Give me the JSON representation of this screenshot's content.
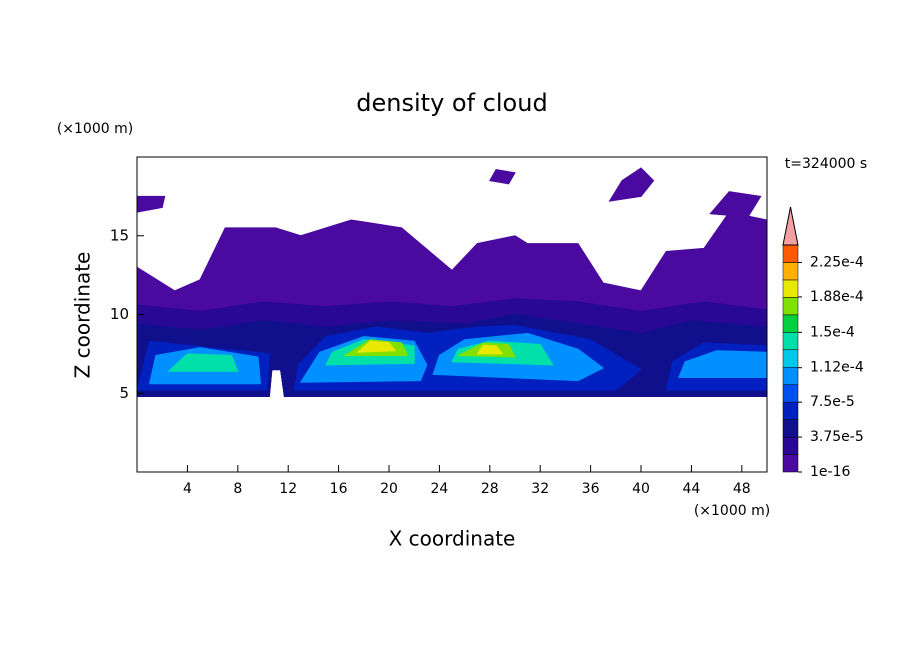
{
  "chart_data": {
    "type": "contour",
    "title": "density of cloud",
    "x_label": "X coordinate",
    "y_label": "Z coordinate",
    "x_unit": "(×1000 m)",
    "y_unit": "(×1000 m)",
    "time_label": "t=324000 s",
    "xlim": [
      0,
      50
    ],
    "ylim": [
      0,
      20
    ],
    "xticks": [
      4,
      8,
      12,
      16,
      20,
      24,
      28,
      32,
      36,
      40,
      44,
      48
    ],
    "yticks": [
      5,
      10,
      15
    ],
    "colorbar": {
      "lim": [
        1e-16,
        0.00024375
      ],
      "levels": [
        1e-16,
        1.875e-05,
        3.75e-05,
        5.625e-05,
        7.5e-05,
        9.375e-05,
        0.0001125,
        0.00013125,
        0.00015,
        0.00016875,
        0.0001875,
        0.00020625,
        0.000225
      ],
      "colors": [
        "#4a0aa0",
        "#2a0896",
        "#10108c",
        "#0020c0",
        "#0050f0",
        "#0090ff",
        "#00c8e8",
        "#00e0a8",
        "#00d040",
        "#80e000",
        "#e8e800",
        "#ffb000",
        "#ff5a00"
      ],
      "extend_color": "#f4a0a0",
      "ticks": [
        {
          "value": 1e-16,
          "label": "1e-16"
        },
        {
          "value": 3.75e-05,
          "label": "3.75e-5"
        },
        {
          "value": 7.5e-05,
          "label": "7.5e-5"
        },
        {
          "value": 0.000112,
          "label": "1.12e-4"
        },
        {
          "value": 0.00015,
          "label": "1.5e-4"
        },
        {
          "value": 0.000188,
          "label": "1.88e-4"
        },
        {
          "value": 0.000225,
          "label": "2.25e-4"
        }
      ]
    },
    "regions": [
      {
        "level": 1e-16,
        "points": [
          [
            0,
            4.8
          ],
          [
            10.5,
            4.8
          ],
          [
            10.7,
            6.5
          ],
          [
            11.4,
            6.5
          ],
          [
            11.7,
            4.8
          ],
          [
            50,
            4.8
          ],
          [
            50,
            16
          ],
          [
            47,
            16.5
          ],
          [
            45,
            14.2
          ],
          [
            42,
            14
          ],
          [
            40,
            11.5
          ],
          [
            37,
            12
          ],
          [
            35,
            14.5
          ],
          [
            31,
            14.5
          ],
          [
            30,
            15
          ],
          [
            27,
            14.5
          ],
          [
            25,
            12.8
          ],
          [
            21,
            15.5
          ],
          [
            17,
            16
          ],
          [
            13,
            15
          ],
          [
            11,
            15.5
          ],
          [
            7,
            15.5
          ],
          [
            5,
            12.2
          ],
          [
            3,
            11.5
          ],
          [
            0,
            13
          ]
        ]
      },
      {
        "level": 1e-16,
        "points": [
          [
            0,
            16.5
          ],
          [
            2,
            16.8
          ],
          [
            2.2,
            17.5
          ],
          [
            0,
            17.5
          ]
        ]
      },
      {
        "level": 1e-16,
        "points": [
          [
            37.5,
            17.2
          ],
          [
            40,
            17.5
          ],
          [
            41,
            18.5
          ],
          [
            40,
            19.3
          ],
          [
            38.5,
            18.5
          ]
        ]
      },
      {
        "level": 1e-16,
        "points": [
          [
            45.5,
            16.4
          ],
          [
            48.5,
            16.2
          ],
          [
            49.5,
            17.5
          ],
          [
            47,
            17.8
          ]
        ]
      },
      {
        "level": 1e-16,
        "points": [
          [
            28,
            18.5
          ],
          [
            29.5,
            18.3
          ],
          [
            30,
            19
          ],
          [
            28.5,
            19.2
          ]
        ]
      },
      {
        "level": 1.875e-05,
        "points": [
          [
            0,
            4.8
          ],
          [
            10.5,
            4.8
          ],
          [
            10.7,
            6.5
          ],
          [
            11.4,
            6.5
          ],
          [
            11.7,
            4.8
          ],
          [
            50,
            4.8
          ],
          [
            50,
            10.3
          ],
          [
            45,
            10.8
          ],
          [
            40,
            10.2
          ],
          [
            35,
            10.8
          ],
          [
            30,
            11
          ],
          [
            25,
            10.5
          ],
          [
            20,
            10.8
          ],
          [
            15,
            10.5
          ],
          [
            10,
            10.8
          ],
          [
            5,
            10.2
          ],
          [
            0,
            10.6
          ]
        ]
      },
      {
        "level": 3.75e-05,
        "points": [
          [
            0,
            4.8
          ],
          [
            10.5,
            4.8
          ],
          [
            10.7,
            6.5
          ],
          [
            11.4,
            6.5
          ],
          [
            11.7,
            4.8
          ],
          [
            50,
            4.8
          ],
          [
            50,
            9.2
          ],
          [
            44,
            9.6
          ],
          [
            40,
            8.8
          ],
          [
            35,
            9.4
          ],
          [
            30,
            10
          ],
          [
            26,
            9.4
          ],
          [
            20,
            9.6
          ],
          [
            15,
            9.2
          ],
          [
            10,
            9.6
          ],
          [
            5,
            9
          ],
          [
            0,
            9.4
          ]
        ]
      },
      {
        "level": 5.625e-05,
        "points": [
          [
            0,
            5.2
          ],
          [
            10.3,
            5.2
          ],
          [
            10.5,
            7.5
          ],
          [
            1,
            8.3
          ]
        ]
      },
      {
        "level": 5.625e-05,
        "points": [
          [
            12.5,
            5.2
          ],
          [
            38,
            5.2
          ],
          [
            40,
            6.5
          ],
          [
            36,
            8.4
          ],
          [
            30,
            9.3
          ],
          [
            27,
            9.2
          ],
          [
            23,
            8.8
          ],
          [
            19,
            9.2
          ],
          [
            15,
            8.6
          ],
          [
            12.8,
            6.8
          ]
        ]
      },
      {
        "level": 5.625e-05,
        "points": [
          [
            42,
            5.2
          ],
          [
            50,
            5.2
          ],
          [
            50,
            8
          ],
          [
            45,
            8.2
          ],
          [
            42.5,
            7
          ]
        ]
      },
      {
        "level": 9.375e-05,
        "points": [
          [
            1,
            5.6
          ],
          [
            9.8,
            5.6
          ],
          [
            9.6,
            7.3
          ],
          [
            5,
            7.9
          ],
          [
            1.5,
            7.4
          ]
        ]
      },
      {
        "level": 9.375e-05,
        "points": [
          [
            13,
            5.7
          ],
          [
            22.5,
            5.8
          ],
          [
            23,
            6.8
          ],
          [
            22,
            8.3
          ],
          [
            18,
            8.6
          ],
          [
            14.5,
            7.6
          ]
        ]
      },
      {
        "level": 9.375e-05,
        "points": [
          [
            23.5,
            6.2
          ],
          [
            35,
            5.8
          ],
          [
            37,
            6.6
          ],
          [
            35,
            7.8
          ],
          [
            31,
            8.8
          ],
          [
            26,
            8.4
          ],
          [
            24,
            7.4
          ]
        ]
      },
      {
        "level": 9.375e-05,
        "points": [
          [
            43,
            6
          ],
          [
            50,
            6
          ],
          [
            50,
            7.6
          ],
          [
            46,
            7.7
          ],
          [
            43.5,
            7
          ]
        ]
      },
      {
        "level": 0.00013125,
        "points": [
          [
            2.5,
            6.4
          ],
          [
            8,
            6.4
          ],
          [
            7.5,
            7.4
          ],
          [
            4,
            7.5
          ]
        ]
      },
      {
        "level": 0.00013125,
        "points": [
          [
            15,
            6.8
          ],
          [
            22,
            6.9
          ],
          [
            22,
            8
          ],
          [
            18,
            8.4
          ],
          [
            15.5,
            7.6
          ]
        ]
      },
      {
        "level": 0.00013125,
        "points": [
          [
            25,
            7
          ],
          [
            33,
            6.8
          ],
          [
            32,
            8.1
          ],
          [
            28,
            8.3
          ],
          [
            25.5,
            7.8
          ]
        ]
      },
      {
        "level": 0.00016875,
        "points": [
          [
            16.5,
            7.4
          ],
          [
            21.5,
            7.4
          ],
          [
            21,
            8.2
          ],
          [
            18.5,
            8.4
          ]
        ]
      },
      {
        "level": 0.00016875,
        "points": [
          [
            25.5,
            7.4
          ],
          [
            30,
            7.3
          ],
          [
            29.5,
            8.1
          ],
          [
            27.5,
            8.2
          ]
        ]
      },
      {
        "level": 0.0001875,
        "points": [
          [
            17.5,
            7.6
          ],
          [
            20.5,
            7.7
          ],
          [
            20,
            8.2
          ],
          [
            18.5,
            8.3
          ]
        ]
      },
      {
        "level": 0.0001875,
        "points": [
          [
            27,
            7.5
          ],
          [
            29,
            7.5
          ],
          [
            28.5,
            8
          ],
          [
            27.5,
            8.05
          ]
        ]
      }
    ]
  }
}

▸ TASK PROMPT
Copy all lines from the material that hold "value".

▸ OUTPUT OF THE EXERCISE
          "value": 1e-16,
          "value": 3.75e-05,
          "value": 7.5e-05,
          "value": 0.000112,
          "value": 0.00015,
          "value": 0.000188,
          "value": 0.000225,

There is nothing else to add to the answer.